Goal :: Select all lines holding the word "grid" from the entries that follow.

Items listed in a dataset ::
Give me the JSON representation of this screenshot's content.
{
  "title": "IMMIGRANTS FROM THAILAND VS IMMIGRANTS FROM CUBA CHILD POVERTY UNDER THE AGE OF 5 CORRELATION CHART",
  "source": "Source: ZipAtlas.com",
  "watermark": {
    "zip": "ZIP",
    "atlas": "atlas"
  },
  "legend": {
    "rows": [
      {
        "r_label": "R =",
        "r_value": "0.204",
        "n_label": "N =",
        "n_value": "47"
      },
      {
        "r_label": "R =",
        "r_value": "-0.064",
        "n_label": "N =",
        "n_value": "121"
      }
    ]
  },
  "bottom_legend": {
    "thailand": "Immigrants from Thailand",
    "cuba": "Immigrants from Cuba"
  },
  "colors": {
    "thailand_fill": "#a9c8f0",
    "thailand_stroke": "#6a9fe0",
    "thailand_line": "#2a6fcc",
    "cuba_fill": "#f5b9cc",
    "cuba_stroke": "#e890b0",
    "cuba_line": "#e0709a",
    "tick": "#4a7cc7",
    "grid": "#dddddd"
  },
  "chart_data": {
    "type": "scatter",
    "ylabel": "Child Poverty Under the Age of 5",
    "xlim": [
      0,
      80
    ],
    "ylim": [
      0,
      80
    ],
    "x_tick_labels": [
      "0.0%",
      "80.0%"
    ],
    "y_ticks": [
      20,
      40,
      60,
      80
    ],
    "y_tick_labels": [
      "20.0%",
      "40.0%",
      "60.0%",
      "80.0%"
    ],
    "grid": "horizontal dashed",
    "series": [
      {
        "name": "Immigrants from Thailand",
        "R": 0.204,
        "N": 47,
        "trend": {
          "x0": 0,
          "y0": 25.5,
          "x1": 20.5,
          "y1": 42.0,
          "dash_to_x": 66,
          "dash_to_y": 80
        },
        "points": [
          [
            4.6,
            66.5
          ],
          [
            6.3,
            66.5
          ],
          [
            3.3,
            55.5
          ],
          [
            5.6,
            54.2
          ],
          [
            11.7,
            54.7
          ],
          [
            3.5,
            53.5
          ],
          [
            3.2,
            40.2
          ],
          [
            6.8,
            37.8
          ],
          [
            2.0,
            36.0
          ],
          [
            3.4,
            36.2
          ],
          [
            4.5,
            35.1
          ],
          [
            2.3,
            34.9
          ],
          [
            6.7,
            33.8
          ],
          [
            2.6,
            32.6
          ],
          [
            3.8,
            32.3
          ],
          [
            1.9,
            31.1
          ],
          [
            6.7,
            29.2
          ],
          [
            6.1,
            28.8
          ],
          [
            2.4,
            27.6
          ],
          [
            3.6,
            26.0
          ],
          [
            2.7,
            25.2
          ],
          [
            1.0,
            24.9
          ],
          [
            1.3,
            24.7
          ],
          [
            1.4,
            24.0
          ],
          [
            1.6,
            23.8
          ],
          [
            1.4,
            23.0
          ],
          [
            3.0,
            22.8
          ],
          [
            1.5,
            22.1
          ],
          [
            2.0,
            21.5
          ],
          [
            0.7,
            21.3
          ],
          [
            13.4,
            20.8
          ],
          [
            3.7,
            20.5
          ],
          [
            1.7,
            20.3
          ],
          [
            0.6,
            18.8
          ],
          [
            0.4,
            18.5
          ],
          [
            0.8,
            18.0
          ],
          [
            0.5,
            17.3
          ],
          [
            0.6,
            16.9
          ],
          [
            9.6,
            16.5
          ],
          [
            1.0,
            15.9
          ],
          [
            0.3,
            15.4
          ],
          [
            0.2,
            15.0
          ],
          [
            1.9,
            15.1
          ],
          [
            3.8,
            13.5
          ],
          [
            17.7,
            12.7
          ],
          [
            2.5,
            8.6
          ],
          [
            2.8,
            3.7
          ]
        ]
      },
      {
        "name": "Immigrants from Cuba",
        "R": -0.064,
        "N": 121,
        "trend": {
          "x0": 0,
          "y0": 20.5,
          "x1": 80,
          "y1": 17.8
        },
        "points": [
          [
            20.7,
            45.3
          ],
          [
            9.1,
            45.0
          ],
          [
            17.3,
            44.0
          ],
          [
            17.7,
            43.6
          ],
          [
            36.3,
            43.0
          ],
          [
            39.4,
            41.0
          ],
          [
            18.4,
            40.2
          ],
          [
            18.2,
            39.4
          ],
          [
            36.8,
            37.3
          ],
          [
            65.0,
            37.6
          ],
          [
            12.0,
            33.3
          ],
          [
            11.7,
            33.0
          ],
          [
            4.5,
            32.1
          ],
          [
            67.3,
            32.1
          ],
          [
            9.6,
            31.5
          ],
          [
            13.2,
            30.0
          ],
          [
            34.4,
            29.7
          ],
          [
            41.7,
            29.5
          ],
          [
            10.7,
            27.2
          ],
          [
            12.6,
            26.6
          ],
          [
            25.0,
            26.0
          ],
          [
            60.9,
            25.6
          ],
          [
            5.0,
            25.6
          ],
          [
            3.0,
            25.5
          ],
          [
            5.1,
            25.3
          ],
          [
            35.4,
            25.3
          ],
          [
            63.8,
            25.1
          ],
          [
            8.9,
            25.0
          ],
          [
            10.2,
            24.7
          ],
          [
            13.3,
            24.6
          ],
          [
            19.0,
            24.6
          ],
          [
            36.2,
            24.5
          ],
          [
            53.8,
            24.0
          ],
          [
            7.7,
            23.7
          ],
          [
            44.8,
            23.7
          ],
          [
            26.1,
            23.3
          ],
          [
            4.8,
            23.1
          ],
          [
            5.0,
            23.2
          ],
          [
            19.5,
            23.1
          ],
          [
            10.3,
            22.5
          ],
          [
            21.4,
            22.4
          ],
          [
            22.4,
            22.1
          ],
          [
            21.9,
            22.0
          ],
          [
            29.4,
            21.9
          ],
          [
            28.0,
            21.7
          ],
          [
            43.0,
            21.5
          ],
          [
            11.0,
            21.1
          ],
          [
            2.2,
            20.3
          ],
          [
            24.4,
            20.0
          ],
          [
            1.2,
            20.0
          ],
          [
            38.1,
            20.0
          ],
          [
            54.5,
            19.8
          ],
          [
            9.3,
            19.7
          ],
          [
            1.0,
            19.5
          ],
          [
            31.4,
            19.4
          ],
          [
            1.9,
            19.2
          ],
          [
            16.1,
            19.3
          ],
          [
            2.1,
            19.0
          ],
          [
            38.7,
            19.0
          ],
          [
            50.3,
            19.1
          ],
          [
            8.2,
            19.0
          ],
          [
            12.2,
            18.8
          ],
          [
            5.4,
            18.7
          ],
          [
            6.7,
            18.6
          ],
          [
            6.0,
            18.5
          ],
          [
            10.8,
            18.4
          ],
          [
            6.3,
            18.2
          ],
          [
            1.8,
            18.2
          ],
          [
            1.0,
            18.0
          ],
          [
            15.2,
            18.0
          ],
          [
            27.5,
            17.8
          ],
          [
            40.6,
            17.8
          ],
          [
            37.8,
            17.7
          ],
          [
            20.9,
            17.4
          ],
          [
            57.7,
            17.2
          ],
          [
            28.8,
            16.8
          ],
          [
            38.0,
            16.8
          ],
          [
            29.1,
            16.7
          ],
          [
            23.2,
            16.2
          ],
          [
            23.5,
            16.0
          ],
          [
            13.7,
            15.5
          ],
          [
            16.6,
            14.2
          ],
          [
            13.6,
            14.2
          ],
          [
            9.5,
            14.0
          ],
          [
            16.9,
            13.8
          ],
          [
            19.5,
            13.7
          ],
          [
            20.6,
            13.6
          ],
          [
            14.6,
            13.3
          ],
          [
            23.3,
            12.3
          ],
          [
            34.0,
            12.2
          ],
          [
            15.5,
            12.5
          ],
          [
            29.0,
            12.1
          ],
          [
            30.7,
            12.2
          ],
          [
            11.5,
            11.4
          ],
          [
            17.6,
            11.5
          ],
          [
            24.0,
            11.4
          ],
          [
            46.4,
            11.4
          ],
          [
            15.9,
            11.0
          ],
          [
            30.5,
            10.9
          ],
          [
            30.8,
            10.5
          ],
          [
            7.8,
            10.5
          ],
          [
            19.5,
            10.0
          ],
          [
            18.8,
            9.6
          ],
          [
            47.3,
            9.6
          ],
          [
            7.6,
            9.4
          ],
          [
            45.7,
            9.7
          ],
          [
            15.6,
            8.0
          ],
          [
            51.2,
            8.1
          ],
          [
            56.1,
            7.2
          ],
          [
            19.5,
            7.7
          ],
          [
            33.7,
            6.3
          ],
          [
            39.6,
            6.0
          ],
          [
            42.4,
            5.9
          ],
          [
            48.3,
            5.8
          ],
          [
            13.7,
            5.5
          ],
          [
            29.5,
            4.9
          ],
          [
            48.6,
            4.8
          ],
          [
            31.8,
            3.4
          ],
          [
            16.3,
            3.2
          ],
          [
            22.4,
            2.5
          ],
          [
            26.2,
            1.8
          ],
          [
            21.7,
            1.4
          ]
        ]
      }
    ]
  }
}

Worked answer ::
    "grid": "#dddddd"
    "grid": "horizontal dashed",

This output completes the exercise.